Extracted information:
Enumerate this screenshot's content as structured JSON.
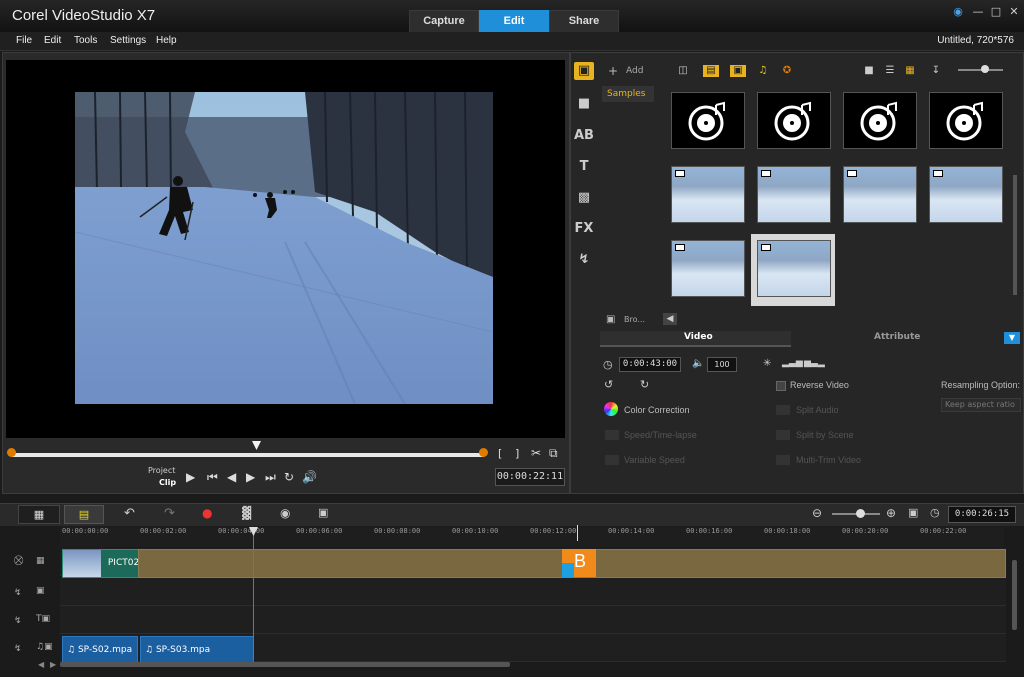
{
  "app": {
    "title": "Corel VideoStudio X7",
    "project_info": "Untitled, 720*576"
  },
  "modes": [
    "Capture",
    "Edit",
    "Share"
  ],
  "menu": [
    "File",
    "Edit",
    "Tools",
    "Settings",
    "Help"
  ],
  "preview": {
    "project_label": "Project",
    "clip_label": "Clip",
    "timecode": "00:00:22:11",
    "playhead_fraction": 0.52
  },
  "library": {
    "add_label": "Add",
    "folder_label": "Samples",
    "browse_label": "Bro...",
    "tabs": [
      "Video",
      "Attribute"
    ],
    "duration": "0:00:43:00",
    "volume": "100",
    "reverse_video": "Reverse Video",
    "resampling_label": "Resampling Option:",
    "resampling_value": "Keep aspect ratio",
    "color_correction": "Color Correction",
    "speed_time_lapse": "Speed/Time-lapse",
    "variable_speed": "Variable Speed",
    "split_audio": "Split Audio",
    "split_by_scene": "Split by Scene",
    "multi_trim_video": "Multi-Trim Video"
  },
  "timeline": {
    "timecode": "0:00:26:15",
    "ruler": [
      "00:00:00:00",
      "00:00:02:00",
      "00:00:04:00",
      "00:00:06:00",
      "00:00:08:00",
      "00:00:10:00",
      "00:00:12:00",
      "00:00:14:00",
      "00:00:16:00",
      "00:00:18:00",
      "00:00:20:00",
      "00:00:22:00"
    ],
    "video_clip": "PICT02",
    "transition_label": "B",
    "audio_clips": [
      "SP-S02.mpa",
      "SP-S03.mpa"
    ]
  },
  "colors": {
    "accent": "#1e8fd8",
    "clip_brown": "#7a6840",
    "transition": "#f08a1a",
    "audio_clip": "#1c5fa0"
  }
}
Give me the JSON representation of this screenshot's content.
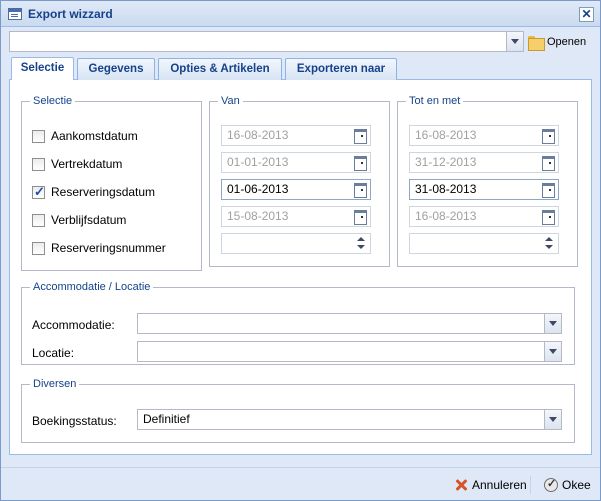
{
  "window": {
    "title": "Export wizzard"
  },
  "toolbar": {
    "template_value": "",
    "open_label": "Openen"
  },
  "tabs": [
    {
      "label": "Selectie",
      "active": true
    },
    {
      "label": "Gegevens",
      "active": false
    },
    {
      "label": "Opties & Artikelen",
      "active": false
    },
    {
      "label": "Exporteren naar",
      "active": false
    }
  ],
  "selectie": {
    "legend": "Selectie",
    "items": [
      {
        "label": "Aankomstdatum",
        "checked": false
      },
      {
        "label": "Vertrekdatum",
        "checked": false
      },
      {
        "label": "Reserveringsdatum",
        "checked": true
      },
      {
        "label": "Verblijfsdatum",
        "checked": false
      },
      {
        "label": "Reserveringsnummer",
        "checked": false
      }
    ]
  },
  "van": {
    "legend": "Van",
    "values": [
      "16-08-2013",
      "01-01-2013",
      "01-06-2013",
      "15-08-2013",
      ""
    ]
  },
  "tot": {
    "legend": "Tot en met",
    "values": [
      "16-08-2013",
      "31-12-2013",
      "31-08-2013",
      "16-08-2013",
      ""
    ]
  },
  "accommodatie": {
    "legend": "Accommodatie / Locatie",
    "accommodatie_label": "Accommodatie:",
    "accommodatie_value": "",
    "locatie_label": "Locatie:",
    "locatie_value": ""
  },
  "diversen": {
    "legend": "Diversen",
    "boekingsstatus_label": "Boekingsstatus:",
    "boekingsstatus_value": "Definitief"
  },
  "footer": {
    "cancel_label": "Annuleren",
    "ok_label": "Okee"
  },
  "colors": {
    "title_text": "#15428b",
    "window_bg": "#dfe8f6",
    "border": "#99bbe8",
    "cancel_icon": "#d7542a"
  }
}
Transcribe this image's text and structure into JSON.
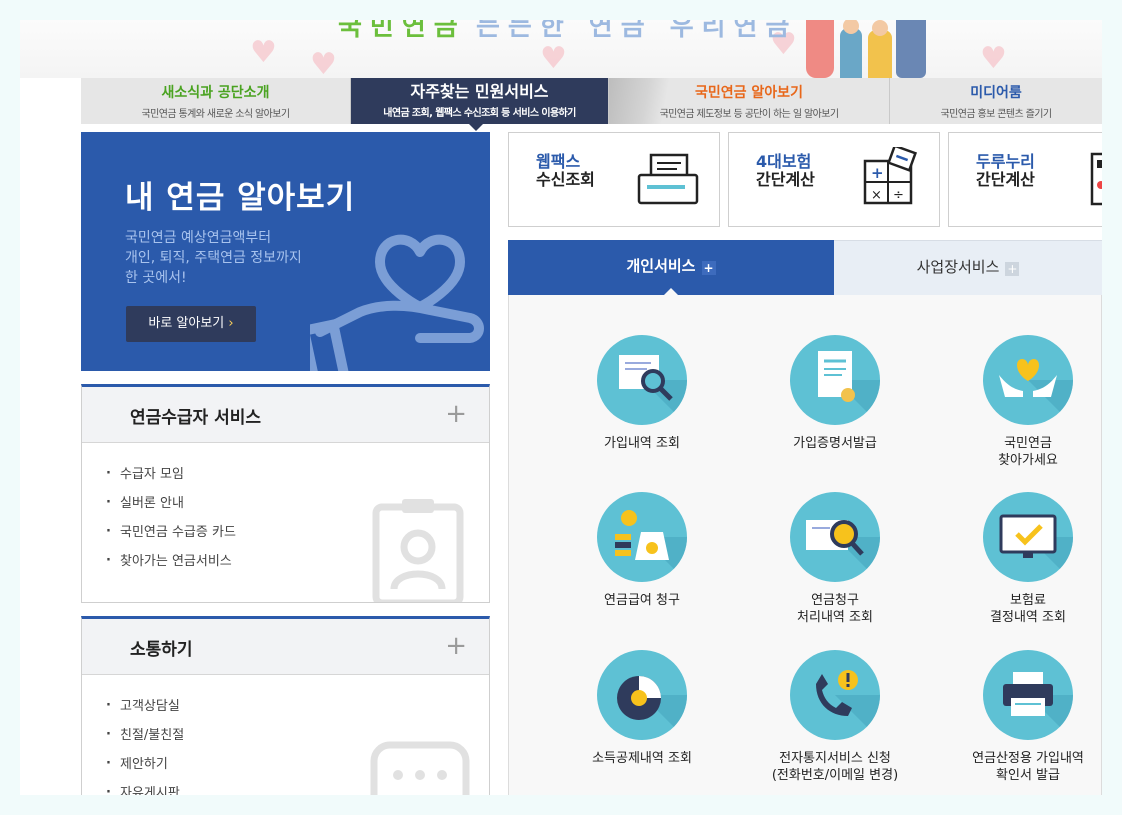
{
  "banner": {
    "headline_fragment": "국민연금",
    "tagline_fragment": "든든한 연금 우리연금"
  },
  "nav": [
    {
      "title": "새소식과 공단소개",
      "subtitle": "국민연금 통계와 새로운 소식 알아보기",
      "color": "#4aa321"
    },
    {
      "title": "자주찾는 민원서비스",
      "subtitle": "내연금 조회, 웹팩스 수신조회 등 서비스 이용하기",
      "color": "#ffffff"
    },
    {
      "title": "국민연금 알아보기",
      "subtitle": "국민연금 제도정보 등 공단이 하는 일 알아보기",
      "color": "#e8671a"
    },
    {
      "title": "미디어룸",
      "subtitle": "국민연금 홍보 콘텐츠 즐기기",
      "color": "#2b5aab"
    }
  ],
  "hero": {
    "title": "내 연금 알아보기",
    "desc": [
      "국민연금 예상연금액부터",
      "개인, 퇴직, 주택연금 정보까지",
      "한 곳에서!"
    ],
    "button": "바로 알아보기",
    "button_arrow": "›"
  },
  "pension_box": {
    "title": "연금수급자 서비스",
    "plus": "+",
    "items": [
      "수급자 모임",
      "실버론 안내",
      "국민연금 수급증 카드",
      "찾아가는 연금서비스"
    ]
  },
  "comm_box": {
    "title": "소통하기",
    "plus": "+",
    "items": [
      "고객상담실",
      "친절/불친절",
      "제안하기",
      "자유게시판"
    ]
  },
  "quick_cards": [
    {
      "lines": [
        "웹팩스",
        "수신조회"
      ],
      "icon": "fax-icon"
    },
    {
      "lines": [
        "4대보험",
        "간단계산"
      ],
      "icon": "calculator-icon"
    },
    {
      "lines": [
        "두루누리",
        "간단계산"
      ],
      "icon": "calculator-icon"
    }
  ],
  "service_tabs": [
    {
      "label": "개인서비스",
      "plus": "+"
    },
    {
      "label": "사업장서비스",
      "plus": "+"
    }
  ],
  "services": [
    {
      "lines": [
        "가입내역 조회"
      ],
      "icon": "document-search-icon"
    },
    {
      "lines": [
        "가입증명서발급"
      ],
      "icon": "certificate-icon"
    },
    {
      "lines": [
        "국민연금",
        "찾아가세요"
      ],
      "icon": "heart-hands-icon"
    },
    {
      "lines": [
        "연금급여 청구"
      ],
      "icon": "money-bag-icon"
    },
    {
      "lines": [
        "연금청구",
        "처리내역 조회"
      ],
      "icon": "money-search-icon"
    },
    {
      "lines": [
        "보험료",
        "결정내역 조회"
      ],
      "icon": "monitor-check-icon"
    },
    {
      "lines": [
        "소득공제내역 조회"
      ],
      "icon": "pie-chart-icon"
    },
    {
      "lines": [
        "전자통지서비스 신청",
        "(전화번호/이메일 변경)"
      ],
      "icon": "phone-alert-icon"
    },
    {
      "lines": [
        "연금산정용 가입내역",
        "확인서 발급"
      ],
      "icon": "printer-icon"
    }
  ],
  "colors": {
    "primary": "#2b5aab",
    "nav_active": "#2f3b5c",
    "icon_circle": "#5ec1d4",
    "accent_yellow": "#ffd25c"
  }
}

Task prompt:
Write out the entries again, exactly as given, skipping any images.

Final answer:
Enumerate this screenshot's content as structured JSON.
{
  "app": {
    "title": "Corel VideoStudio X7",
    "project_info": "Untitled, 720*576"
  },
  "modes": [
    "Capture",
    "Edit",
    "Share"
  ],
  "menu": [
    "File",
    "Edit",
    "Tools",
    "Settings",
    "Help"
  ],
  "preview": {
    "project_label": "Project",
    "clip_label": "Clip",
    "timecode": "00:00:22:11",
    "playhead_fraction": 0.52
  },
  "library": {
    "add_label": "Add",
    "folder_label": "Samples",
    "browse_label": "Bro...",
    "tabs": [
      "Video",
      "Attribute"
    ],
    "duration": "0:00:43:00",
    "volume": "100",
    "reverse_video": "Reverse Video",
    "resampling_label": "Resampling Option:",
    "resampling_value": "Keep aspect ratio",
    "color_correction": "Color Correction",
    "speed_time_lapse": "Speed/Time-lapse",
    "variable_speed": "Variable Speed",
    "split_audio": "Split Audio",
    "split_by_scene": "Split by Scene",
    "multi_trim_video": "Multi-Trim Video"
  },
  "timeline": {
    "timecode": "0:00:26:15",
    "ruler": [
      "00:00:00:00",
      "00:00:02:00",
      "00:00:04:00",
      "00:00:06:00",
      "00:00:08:00",
      "00:00:10:00",
      "00:00:12:00",
      "00:00:14:00",
      "00:00:16:00",
      "00:00:18:00",
      "00:00:20:00",
      "00:00:22:00"
    ],
    "video_clip": "PICT02",
    "transition_label": "B",
    "audio_clips": [
      "SP-S02.mpa",
      "SP-S03.mpa"
    ]
  },
  "colors": {
    "accent": "#1e8fd8",
    "clip_brown": "#7a6840",
    "transition": "#f08a1a",
    "audio_clip": "#1c5fa0"
  }
}
Give me the JSON representation of this screenshot's content.
{
  "window": {
    "title": "Export wizzard"
  },
  "toolbar": {
    "template_value": "",
    "open_label": "Openen"
  },
  "tabs": [
    {
      "label": "Selectie",
      "active": true
    },
    {
      "label": "Gegevens",
      "active": false
    },
    {
      "label": "Opties & Artikelen",
      "active": false
    },
    {
      "label": "Exporteren naar",
      "active": false
    }
  ],
  "selectie": {
    "legend": "Selectie",
    "items": [
      {
        "label": "Aankomstdatum",
        "checked": false
      },
      {
        "label": "Vertrekdatum",
        "checked": false
      },
      {
        "label": "Reserveringsdatum",
        "checked": true
      },
      {
        "label": "Verblijfsdatum",
        "checked": false
      },
      {
        "label": "Reserveringsnummer",
        "checked": false
      }
    ]
  },
  "van": {
    "legend": "Van",
    "values": [
      "16-08-2013",
      "01-01-2013",
      "01-06-2013",
      "15-08-2013",
      ""
    ]
  },
  "tot": {
    "legend": "Tot en met",
    "values": [
      "16-08-2013",
      "31-12-2013",
      "31-08-2013",
      "16-08-2013",
      ""
    ]
  },
  "accommodatie": {
    "legend": "Accommodatie / Locatie",
    "accommodatie_label": "Accommodatie:",
    "accommodatie_value": "",
    "locatie_label": "Locatie:",
    "locatie_value": ""
  },
  "diversen": {
    "legend": "Diversen",
    "boekingsstatus_label": "Boekingsstatus:",
    "boekingsstatus_value": "Definitief"
  },
  "footer": {
    "cancel_label": "Annuleren",
    "ok_label": "Okee"
  },
  "colors": {
    "title_text": "#15428b",
    "window_bg": "#dfe8f6",
    "border": "#99bbe8",
    "cancel_icon": "#d7542a"
  }
}
Transcribe this image's text and structure into JSON.
{
  "banner": {
    "headline_fragment": "국민연금",
    "tagline_fragment": "든든한 연금 우리연금"
  },
  "nav": [
    {
      "title": "새소식과 공단소개",
      "subtitle": "국민연금 통계와 새로운 소식 알아보기",
      "color": "#4aa321"
    },
    {
      "title": "자주찾는 민원서비스",
      "subtitle": "내연금 조회, 웹팩스 수신조회 등 서비스 이용하기",
      "color": "#ffffff"
    },
    {
      "title": "국민연금 알아보기",
      "subtitle": "국민연금 제도정보 등 공단이 하는 일 알아보기",
      "color": "#e8671a"
    },
    {
      "title": "미디어룸",
      "subtitle": "국민연금 홍보 콘텐츠 즐기기",
      "color": "#2b5aab"
    }
  ],
  "hero": {
    "title": "내 연금 알아보기",
    "desc": [
      "국민연금 예상연금액부터",
      "개인, 퇴직, 주택연금 정보까지",
      "한 곳에서!"
    ],
    "button": "바로 알아보기",
    "button_arrow": "›"
  },
  "pension_box": {
    "title": "연금수급자 서비스",
    "plus": "+",
    "items": [
      "수급자 모임",
      "실버론 안내",
      "국민연금 수급증 카드",
      "찾아가는 연금서비스"
    ]
  },
  "comm_box": {
    "title": "소통하기",
    "plus": "+",
    "items": [
      "고객상담실",
      "친절/불친절",
      "제안하기",
      "자유게시판"
    ]
  },
  "quick_cards": [
    {
      "lines": [
        "웹팩스",
        "수신조회"
      ],
      "icon": "fax-icon"
    },
    {
      "lines": [
        "4대보험",
        "간단계산"
      ],
      "icon": "calculator-icon"
    },
    {
      "lines": [
        "두루누리",
        "간단계산"
      ],
      "icon": "calculator-icon"
    }
  ],
  "service_tabs": [
    {
      "label": "개인서비스",
      "plus": "+"
    },
    {
      "label": "사업장서비스",
      "plus": "+"
    }
  ],
  "services": [
    {
      "lines": [
        "가입내역 조회"
      ],
      "icon": "document-search-icon"
    },
    {
      "lines": [
        "가입증명서발급"
      ],
      "icon": "certificate-icon"
    },
    {
      "lines": [
        "국민연금",
        "찾아가세요"
      ],
      "icon": "heart-hands-icon"
    },
    {
      "lines": [
        "연금급여 청구"
      ],
      "icon": "money-bag-icon"
    },
    {
      "lines": [
        "연금청구",
        "처리내역 조회"
      ],
      "icon": "money-search-icon"
    },
    {
      "lines": [
        "보험료",
        "결정내역 조회"
      ],
      "icon": "monitor-check-icon"
    },
    {
      "lines": [
        "소득공제내역 조회"
      ],
      "icon": "pie-chart-icon"
    },
    {
      "lines": [
        "전자통지서비스 신청",
        "(전화번호/이메일 변경)"
      ],
      "icon": "phone-alert-icon"
    },
    {
      "lines": [
        "연금산정용 가입내역",
        "확인서 발급"
      ],
      "icon": "printer-icon"
    }
  ],
  "colors": {
    "primary": "#2b5aab",
    "nav_active": "#2f3b5c",
    "icon_circle": "#5ec1d4",
    "accent_yellow": "#ffd25c"
  }
}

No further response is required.